## Your goal
Pictures in the data below are not part of the copy; transcribe everything else exactly.

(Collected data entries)
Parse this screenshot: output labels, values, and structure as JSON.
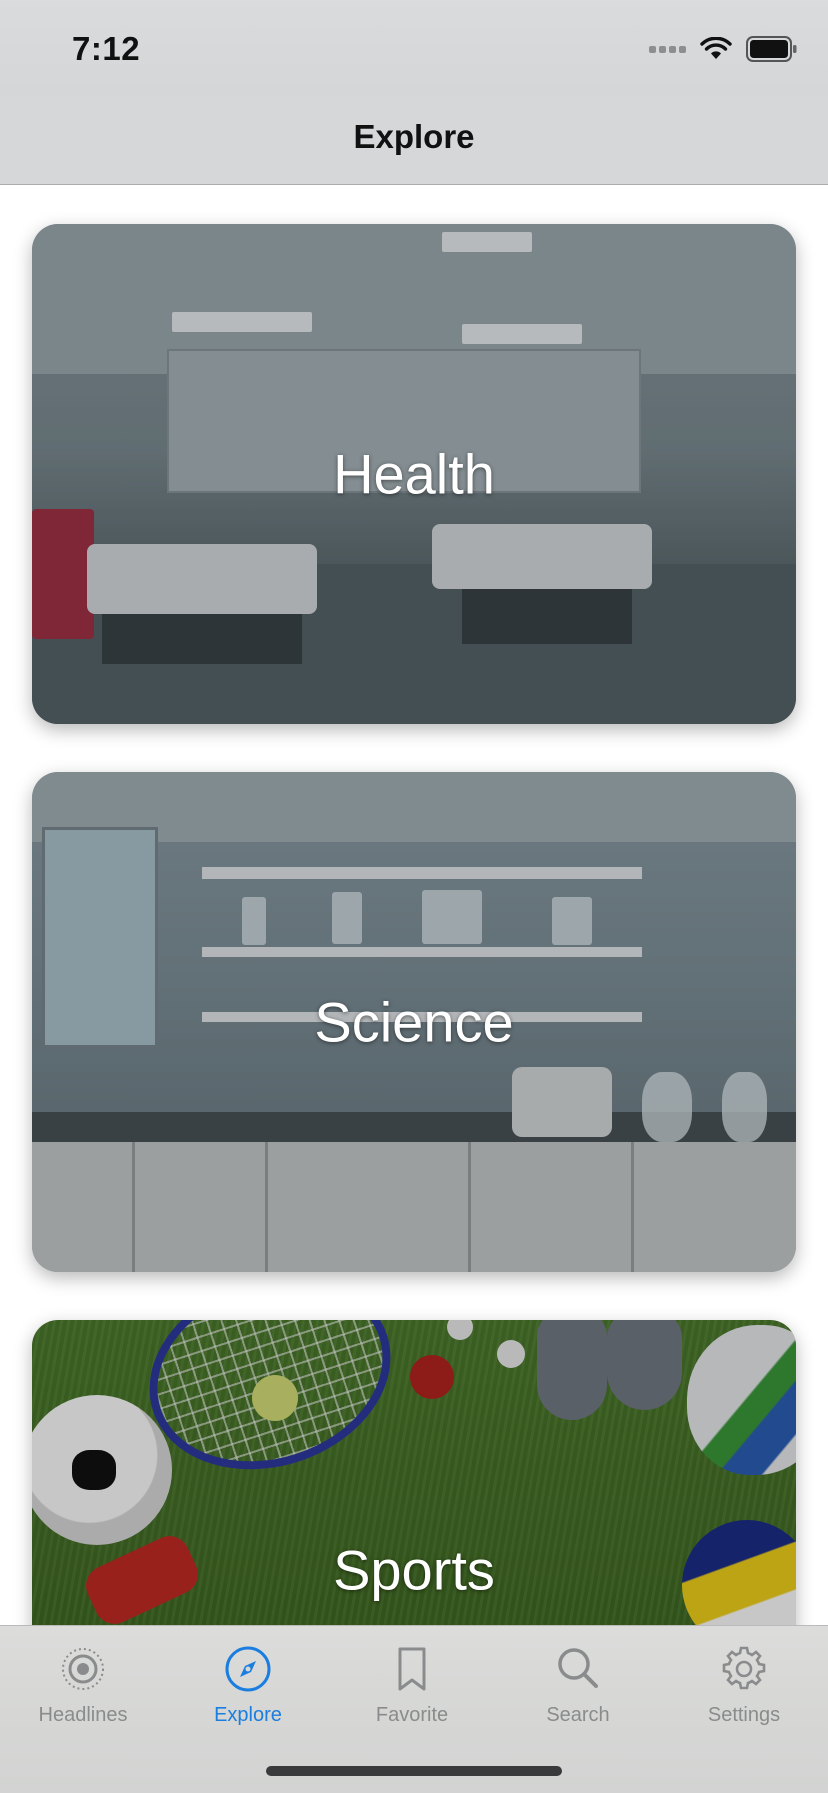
{
  "status_bar": {
    "time": "7:12",
    "icons": [
      "signal-icon",
      "wifi-icon",
      "battery-icon"
    ]
  },
  "nav": {
    "title": "Explore"
  },
  "cards": [
    {
      "label": "Health"
    },
    {
      "label": "Science"
    },
    {
      "label": "Sports"
    }
  ],
  "tab_bar": {
    "active_color": "#1a7de0",
    "inactive_color": "#8a8b8c",
    "items": [
      {
        "label": "Headlines",
        "icon": "headlines-icon",
        "active": false
      },
      {
        "label": "Explore",
        "icon": "compass-icon",
        "active": true
      },
      {
        "label": "Favorite",
        "icon": "bookmark-icon",
        "active": false
      },
      {
        "label": "Search",
        "icon": "search-icon",
        "active": false
      },
      {
        "label": "Settings",
        "icon": "gear-icon",
        "active": false
      }
    ]
  }
}
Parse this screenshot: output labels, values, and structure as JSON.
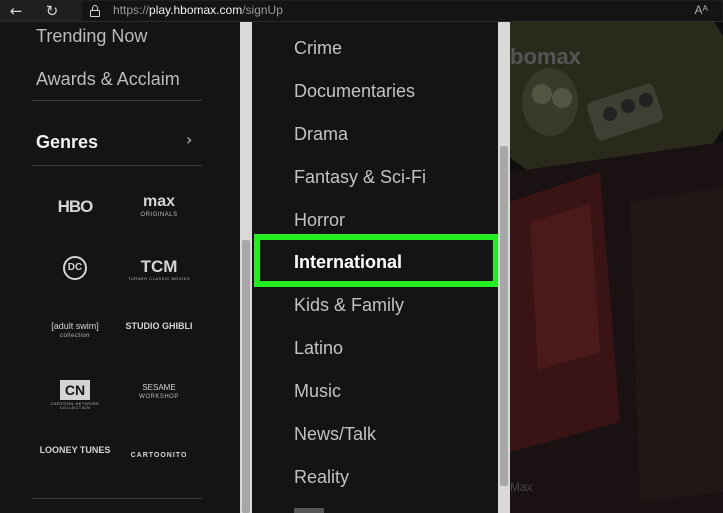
{
  "browser": {
    "url_protocol": "https://",
    "url_host": "play.hbomax.com",
    "url_path": "/signUp",
    "read_aloud": "Aᴬ"
  },
  "leftnav": {
    "links": [
      "Trending Now",
      "Awards & Acclaim"
    ],
    "genres_label": "Genres",
    "brands": [
      {
        "name": "HBO",
        "sub": ""
      },
      {
        "name": "max",
        "sub": "ORIGINALS"
      },
      {
        "name": "DC",
        "sub": ""
      },
      {
        "name": "TCM",
        "sub": "TURNER CLASSIC MOVIES"
      },
      {
        "name": "[adult swim]",
        "sub": "collection"
      },
      {
        "name": "STUDIO GHIBLI",
        "sub": ""
      },
      {
        "name": "CN",
        "sub": "CARTOON NETWORK COLLECTION"
      },
      {
        "name": "SESAME",
        "sub": "WORKSHOP"
      },
      {
        "name": "LOONEY TUNES",
        "sub": ""
      },
      {
        "name": "CARTOONITO",
        "sub": ""
      }
    ]
  },
  "genre_list": {
    "items": [
      "Crime",
      "Documentaries",
      "Drama",
      "Fantasy & Sci-Fi",
      "Horror",
      "International",
      "Kids & Family",
      "Latino",
      "Music",
      "News/Talk",
      "Reality"
    ],
    "selected": "International"
  },
  "backdrop": {
    "logo": "bomax",
    "footer": "Max"
  },
  "colors": {
    "highlight": "#22ee22",
    "background": "#141414"
  },
  "icons": [
    "back-arrow-icon",
    "refresh-icon",
    "lock-icon",
    "chevron-right-icon",
    "read-aloud-icon"
  ]
}
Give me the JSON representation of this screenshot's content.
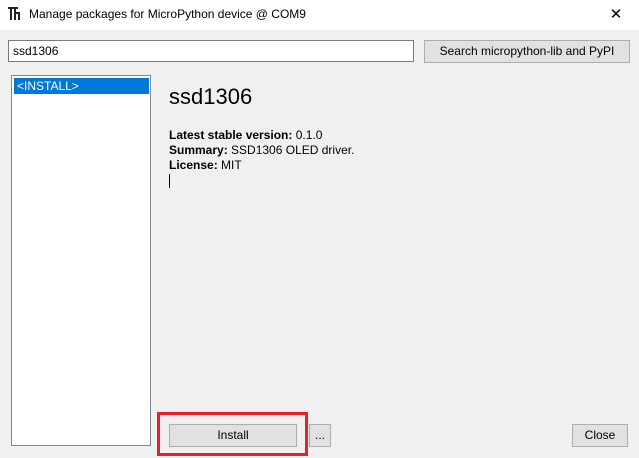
{
  "window": {
    "title": "Manage packages for MicroPython device @ COM9",
    "close_glyph": "✕"
  },
  "search": {
    "value": "ssd1306",
    "button_label": "Search micropython-lib and PyPI"
  },
  "package_list": {
    "items": [
      {
        "label": "<INSTALL>",
        "selected": true
      }
    ]
  },
  "details": {
    "package_name": "ssd1306",
    "version_label": "Latest stable version:",
    "version_value": "0.1.0",
    "summary_label": "Summary:",
    "summary_value": "SSD1306 OLED driver.",
    "license_label": "License:",
    "license_value": "MIT"
  },
  "footer": {
    "install_label": "Install",
    "more_label": "...",
    "close_label": "Close"
  },
  "colors": {
    "selection": "#0078d7",
    "highlight_box": "#e8202a"
  },
  "icons": {
    "app": "thonny-icon",
    "close": "close-icon"
  }
}
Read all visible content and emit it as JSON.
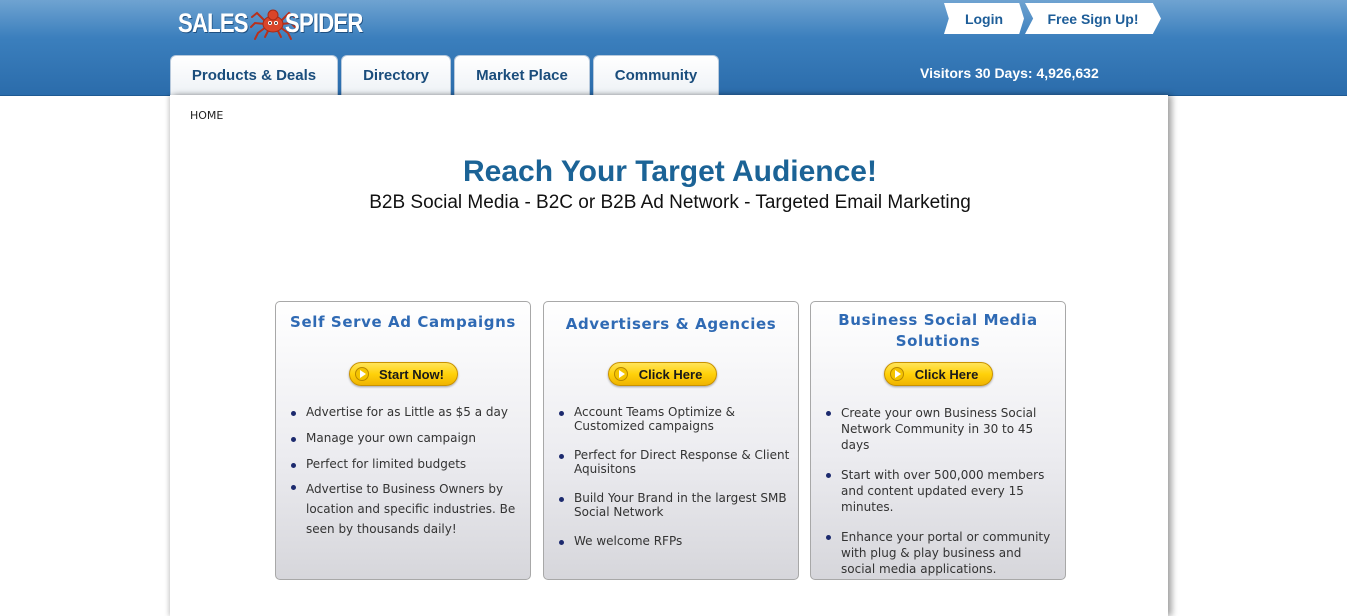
{
  "header": {
    "logo_left": "SALES",
    "logo_right": "SPIDER",
    "login_label": "Login",
    "signup_label": "Free Sign Up!",
    "visitors_text": "Visitors 30 Days: 4,926,632"
  },
  "nav": {
    "tabs": [
      {
        "label": "Products & Deals"
      },
      {
        "label": "Directory"
      },
      {
        "label": "Market Place"
      },
      {
        "label": "Community"
      }
    ]
  },
  "breadcrumb": "HOME",
  "hero": {
    "headline": "Reach Your Target Audience!",
    "subheadline": "B2B Social Media - B2C or B2B Ad Network - Targeted Email Marketing"
  },
  "cards": [
    {
      "title": "Self Serve Ad Campaigns",
      "button_label": "Start Now!",
      "items": [
        "Advertise for as Little as $5 a day",
        "Manage your own campaign",
        "Perfect for limited budgets",
        "Advertise to Business Owners by location and specific industries. Be seen by thousands daily!"
      ]
    },
    {
      "title": "Advertisers & Agencies",
      "button_label": "Click Here",
      "items": [
        "Account Teams Optimize & Customized campaigns",
        "Perfect for Direct Response & Client Aquisitons",
        "Build Your Brand in the largest SMB Social Network",
        "We welcome RFPs"
      ]
    },
    {
      "title": "Business Social Media Solutions",
      "button_label": "Click Here",
      "items": [
        "Create your own Business Social Network Community in 30 to 45 days",
        "Start with over 500,000 members and content updated every 15 minutes.",
        "Enhance your portal or community with plug & play business and  social media applications."
      ]
    }
  ],
  "colors": {
    "header_blue": "#2b6cab",
    "headline_blue": "#1b6396",
    "card_title_blue": "#2f6ab4",
    "button_yellow": "#ffd10a",
    "logo_spider_red": "#d9452a"
  }
}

## Solution to the problem
Parse this screenshot: output labels, values, and structure as JSON.
{
  "status_bar": {
    "time": "7:12",
    "icons": [
      "signal-icon",
      "wifi-icon",
      "battery-icon"
    ]
  },
  "nav": {
    "title": "Explore"
  },
  "cards": [
    {
      "label": "Health"
    },
    {
      "label": "Science"
    },
    {
      "label": "Sports"
    }
  ],
  "tab_bar": {
    "active_color": "#1a7de0",
    "inactive_color": "#8a8b8c",
    "items": [
      {
        "label": "Headlines",
        "icon": "headlines-icon",
        "active": false
      },
      {
        "label": "Explore",
        "icon": "compass-icon",
        "active": true
      },
      {
        "label": "Favorite",
        "icon": "bookmark-icon",
        "active": false
      },
      {
        "label": "Search",
        "icon": "search-icon",
        "active": false
      },
      {
        "label": "Settings",
        "icon": "gear-icon",
        "active": false
      }
    ]
  }
}
Parse this screenshot: output labels, values, and structure as JSON.
{
  "browser": {
    "url_protocol": "https://",
    "url_host": "play.hbomax.com",
    "url_path": "/signUp",
    "read_aloud": "Aᴬ"
  },
  "leftnav": {
    "links": [
      "Trending Now",
      "Awards & Acclaim"
    ],
    "genres_label": "Genres",
    "brands": [
      {
        "name": "HBO",
        "sub": ""
      },
      {
        "name": "max",
        "sub": "ORIGINALS"
      },
      {
        "name": "DC",
        "sub": ""
      },
      {
        "name": "TCM",
        "sub": "TURNER CLASSIC MOVIES"
      },
      {
        "name": "[adult swim]",
        "sub": "collection"
      },
      {
        "name": "STUDIO GHIBLI",
        "sub": ""
      },
      {
        "name": "CN",
        "sub": "CARTOON NETWORK COLLECTION"
      },
      {
        "name": "SESAME",
        "sub": "WORKSHOP"
      },
      {
        "name": "LOONEY TUNES",
        "sub": ""
      },
      {
        "name": "CARTOONITO",
        "sub": ""
      }
    ]
  },
  "genre_list": {
    "items": [
      "Crime",
      "Documentaries",
      "Drama",
      "Fantasy & Sci-Fi",
      "Horror",
      "International",
      "Kids & Family",
      "Latino",
      "Music",
      "News/Talk",
      "Reality"
    ],
    "selected": "International"
  },
  "backdrop": {
    "logo": "bomax",
    "footer": "Max"
  },
  "colors": {
    "highlight": "#22ee22",
    "background": "#141414"
  },
  "icons": [
    "back-arrow-icon",
    "refresh-icon",
    "lock-icon",
    "chevron-right-icon",
    "read-aloud-icon"
  ]
}
Give me the JSON representation of this screenshot's content.
{
  "window": {
    "title": "Manage packages for MicroPython device @ COM9",
    "close_glyph": "✕"
  },
  "search": {
    "value": "ssd1306",
    "button_label": "Search micropython-lib and PyPI"
  },
  "package_list": {
    "items": [
      {
        "label": "<INSTALL>",
        "selected": true
      }
    ]
  },
  "details": {
    "package_name": "ssd1306",
    "version_label": "Latest stable version:",
    "version_value": "0.1.0",
    "summary_label": "Summary:",
    "summary_value": "SSD1306 OLED driver.",
    "license_label": "License:",
    "license_value": "MIT"
  },
  "footer": {
    "install_label": "Install",
    "more_label": "...",
    "close_label": "Close"
  },
  "colors": {
    "selection": "#0078d7",
    "highlight_box": "#e8202a"
  },
  "icons": {
    "app": "thonny-icon",
    "close": "close-icon"
  }
}
Read all visible content and emit it as JSON.
{
  "header": {
    "logo_left": "SALES",
    "logo_right": "SPIDER",
    "login_label": "Login",
    "signup_label": "Free Sign Up!",
    "visitors_text": "Visitors 30 Days: 4,926,632"
  },
  "nav": {
    "tabs": [
      {
        "label": "Products & Deals"
      },
      {
        "label": "Directory"
      },
      {
        "label": "Market Place"
      },
      {
        "label": "Community"
      }
    ]
  },
  "breadcrumb": "HOME",
  "hero": {
    "headline": "Reach Your Target Audience!",
    "subheadline": "B2B Social Media - B2C or B2B Ad Network - Targeted Email Marketing"
  },
  "cards": [
    {
      "title": "Self Serve Ad Campaigns",
      "button_label": "Start Now!",
      "items": [
        "Advertise for as Little as $5 a day",
        "Manage your own campaign",
        "Perfect for limited budgets",
        "Advertise to Business Owners by location and specific industries. Be seen by thousands daily!"
      ]
    },
    {
      "title": "Advertisers & Agencies",
      "button_label": "Click Here",
      "items": [
        "Account Teams Optimize & Customized campaigns",
        "Perfect for Direct Response & Client Aquisitons",
        "Build Your Brand in the largest SMB Social Network",
        "We welcome RFPs"
      ]
    },
    {
      "title": "Business Social Media Solutions",
      "button_label": "Click Here",
      "items": [
        "Create your own Business Social Network Community in 30 to 45 days",
        "Start with over 500,000 members and content updated every 15 minutes.",
        "Enhance your portal or community with plug & play business and  social media applications."
      ]
    }
  ],
  "colors": {
    "header_blue": "#2b6cab",
    "headline_blue": "#1b6396",
    "card_title_blue": "#2f6ab4",
    "button_yellow": "#ffd10a",
    "logo_spider_red": "#d9452a"
  }
}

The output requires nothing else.